**DATASET ENTRIES**.
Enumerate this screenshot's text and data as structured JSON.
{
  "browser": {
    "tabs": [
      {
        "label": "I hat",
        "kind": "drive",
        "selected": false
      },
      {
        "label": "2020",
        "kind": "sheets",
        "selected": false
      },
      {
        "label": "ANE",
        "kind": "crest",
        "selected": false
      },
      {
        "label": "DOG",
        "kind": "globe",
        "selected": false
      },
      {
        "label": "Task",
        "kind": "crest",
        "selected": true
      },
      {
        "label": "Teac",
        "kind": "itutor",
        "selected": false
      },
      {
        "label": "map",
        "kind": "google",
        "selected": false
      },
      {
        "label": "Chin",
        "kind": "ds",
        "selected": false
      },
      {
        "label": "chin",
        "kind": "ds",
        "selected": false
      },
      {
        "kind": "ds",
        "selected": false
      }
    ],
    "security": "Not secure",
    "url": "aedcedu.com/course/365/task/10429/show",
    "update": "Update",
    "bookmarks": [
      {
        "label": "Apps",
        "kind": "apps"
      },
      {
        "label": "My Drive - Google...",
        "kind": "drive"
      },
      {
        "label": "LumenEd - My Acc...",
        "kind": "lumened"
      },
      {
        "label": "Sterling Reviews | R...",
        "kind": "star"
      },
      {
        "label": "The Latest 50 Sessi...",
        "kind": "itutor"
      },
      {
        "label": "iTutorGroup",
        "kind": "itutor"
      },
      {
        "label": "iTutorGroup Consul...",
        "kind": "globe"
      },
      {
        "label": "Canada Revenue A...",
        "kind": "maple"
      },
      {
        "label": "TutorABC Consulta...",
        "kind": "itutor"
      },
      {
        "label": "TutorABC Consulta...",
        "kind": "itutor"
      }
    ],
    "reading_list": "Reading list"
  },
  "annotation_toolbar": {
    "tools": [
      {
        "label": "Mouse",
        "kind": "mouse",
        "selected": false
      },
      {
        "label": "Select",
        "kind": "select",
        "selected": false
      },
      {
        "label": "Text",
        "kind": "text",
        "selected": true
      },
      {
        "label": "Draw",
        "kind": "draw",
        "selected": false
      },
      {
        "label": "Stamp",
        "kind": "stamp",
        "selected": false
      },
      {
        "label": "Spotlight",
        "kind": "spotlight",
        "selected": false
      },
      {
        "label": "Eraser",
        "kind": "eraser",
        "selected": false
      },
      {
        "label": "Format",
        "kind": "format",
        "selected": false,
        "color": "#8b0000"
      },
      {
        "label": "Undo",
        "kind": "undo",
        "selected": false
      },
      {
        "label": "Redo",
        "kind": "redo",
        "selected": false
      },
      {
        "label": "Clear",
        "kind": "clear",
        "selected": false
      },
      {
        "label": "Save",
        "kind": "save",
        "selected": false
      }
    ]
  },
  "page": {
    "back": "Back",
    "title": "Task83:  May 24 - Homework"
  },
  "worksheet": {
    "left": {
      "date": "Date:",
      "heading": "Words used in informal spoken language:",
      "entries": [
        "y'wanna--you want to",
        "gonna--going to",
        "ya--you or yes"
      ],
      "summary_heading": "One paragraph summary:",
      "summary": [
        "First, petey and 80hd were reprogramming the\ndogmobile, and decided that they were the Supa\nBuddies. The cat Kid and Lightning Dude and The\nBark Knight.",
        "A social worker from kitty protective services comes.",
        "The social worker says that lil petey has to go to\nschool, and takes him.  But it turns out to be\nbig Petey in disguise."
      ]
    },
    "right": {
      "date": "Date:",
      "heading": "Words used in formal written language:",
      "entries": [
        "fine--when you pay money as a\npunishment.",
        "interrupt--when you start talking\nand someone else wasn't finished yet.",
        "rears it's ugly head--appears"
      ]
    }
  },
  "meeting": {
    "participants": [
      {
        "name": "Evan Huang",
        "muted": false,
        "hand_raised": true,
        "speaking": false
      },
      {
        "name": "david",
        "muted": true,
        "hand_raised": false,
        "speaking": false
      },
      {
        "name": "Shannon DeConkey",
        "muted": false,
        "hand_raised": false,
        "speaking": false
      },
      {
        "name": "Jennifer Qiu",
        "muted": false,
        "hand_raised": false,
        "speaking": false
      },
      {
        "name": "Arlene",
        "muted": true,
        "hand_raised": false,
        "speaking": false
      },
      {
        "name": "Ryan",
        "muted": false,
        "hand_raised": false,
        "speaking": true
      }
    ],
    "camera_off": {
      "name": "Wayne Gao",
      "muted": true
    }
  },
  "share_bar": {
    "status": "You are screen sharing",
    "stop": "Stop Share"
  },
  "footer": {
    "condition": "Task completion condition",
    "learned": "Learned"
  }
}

**WRITTEN PROBLEM**. Extract each line of the listing above, copying it word for word.

**RESULT**.
Enumerate this screenshot's text and data as structured JSON.
{
  "browser": {
    "tabs": [
      {
        "label": "I hat",
        "kind": "drive",
        "selected": false
      },
      {
        "label": "2020",
        "kind": "sheets",
        "selected": false
      },
      {
        "label": "ANE",
        "kind": "crest",
        "selected": false
      },
      {
        "label": "DOG",
        "kind": "globe",
        "selected": false
      },
      {
        "label": "Task",
        "kind": "crest",
        "selected": true
      },
      {
        "label": "Teac",
        "kind": "itutor",
        "selected": false
      },
      {
        "label": "map",
        "kind": "google",
        "selected": false
      },
      {
        "label": "Chin",
        "kind": "ds",
        "selected": false
      },
      {
        "label": "chin",
        "kind": "ds",
        "selected": false
      },
      {
        "kind": "ds",
        "selected": false
      }
    ],
    "security": "Not secure",
    "url": "aedcedu.com/course/365/task/10429/show",
    "update": "Update",
    "bookmarks": [
      {
        "label": "Apps",
        "kind": "apps"
      },
      {
        "label": "My Drive - Google...",
        "kind": "drive"
      },
      {
        "label": "LumenEd - My Acc...",
        "kind": "lumened"
      },
      {
        "label": "Sterling Reviews | R...",
        "kind": "star"
      },
      {
        "label": "The Latest 50 Sessi...",
        "kind": "itutor"
      },
      {
        "label": "iTutorGroup",
        "kind": "itutor"
      },
      {
        "label": "iTutorGroup Consul...",
        "kind": "globe"
      },
      {
        "label": "Canada Revenue A...",
        "kind": "maple"
      },
      {
        "label": "TutorABC Consulta...",
        "kind": "itutor"
      },
      {
        "label": "TutorABC Consulta...",
        "kind": "itutor"
      }
    ],
    "reading_list": "Reading list"
  },
  "annotation_toolbar": {
    "tools": [
      {
        "label": "Mouse",
        "kind": "mouse",
        "selected": false
      },
      {
        "label": "Select",
        "kind": "select",
        "selected": false
      },
      {
        "label": "Text",
        "kind": "text",
        "selected": true
      },
      {
        "label": "Draw",
        "kind": "draw",
        "selected": false
      },
      {
        "label": "Stamp",
        "kind": "stamp",
        "selected": false
      },
      {
        "label": "Spotlight",
        "kind": "spotlight",
        "selected": false
      },
      {
        "label": "Eraser",
        "kind": "eraser",
        "selected": false
      },
      {
        "label": "Format",
        "kind": "format",
        "selected": false,
        "color": "#8b0000"
      },
      {
        "label": "Undo",
        "kind": "undo",
        "selected": false
      },
      {
        "label": "Redo",
        "kind": "redo",
        "selected": false
      },
      {
        "label": "Clear",
        "kind": "clear",
        "selected": false
      },
      {
        "label": "Save",
        "kind": "save",
        "selected": false
      }
    ]
  },
  "page": {
    "back": "Back",
    "title": "Task83:  May 24 - Homework"
  },
  "worksheet": {
    "left": {
      "date": "Date:",
      "heading": "Words used in informal spoken language:",
      "entries": [
        "y'wanna--you want to",
        "gonna--going to",
        "ya--you or yes"
      ],
      "summary_heading": "One paragraph summary:",
      "summary": [
        "First, petey and 80hd were reprogramming the\ndogmobile, and decided that they were the Supa\nBuddies. The cat Kid and Lightning Dude and The\nBark Knight.",
        "A social worker from kitty protective services comes.",
        "The social worker says that lil petey has to go to\nschool, and takes him.  But it turns out to be\nbig Petey in disguise."
      ]
    },
    "right": {
      "date": "Date:",
      "heading": "Words used in formal written language:",
      "entries": [
        "fine--when you pay money as a\npunishment.",
        "interrupt--when you start talking\nand someone else wasn't finished yet.",
        "rears it's ugly head--appears"
      ]
    }
  },
  "meeting": {
    "participants": [
      {
        "name": "Evan Huang",
        "muted": false,
        "hand_raised": true,
        "speaking": false
      },
      {
        "name": "david",
        "muted": true,
        "hand_raised": false,
        "speaking": false
      },
      {
        "name": "Shannon DeConkey",
        "muted": false,
        "hand_raised": false,
        "speaking": false
      },
      {
        "name": "Jennifer Qiu",
        "muted": false,
        "hand_raised": false,
        "speaking": false
      },
      {
        "name": "Arlene",
        "muted": true,
        "hand_raised": false,
        "speaking": false
      },
      {
        "name": "Ryan",
        "muted": false,
        "hand_raised": false,
        "speaking": true
      }
    ],
    "camera_off": {
      "name": "Wayne Gao",
      "muted": true
    }
  },
  "share_bar": {
    "status": "You are screen sharing",
    "stop": "Stop Share"
  },
  "footer": {
    "condition": "Task completion condition",
    "learned": "Learned"
  }
}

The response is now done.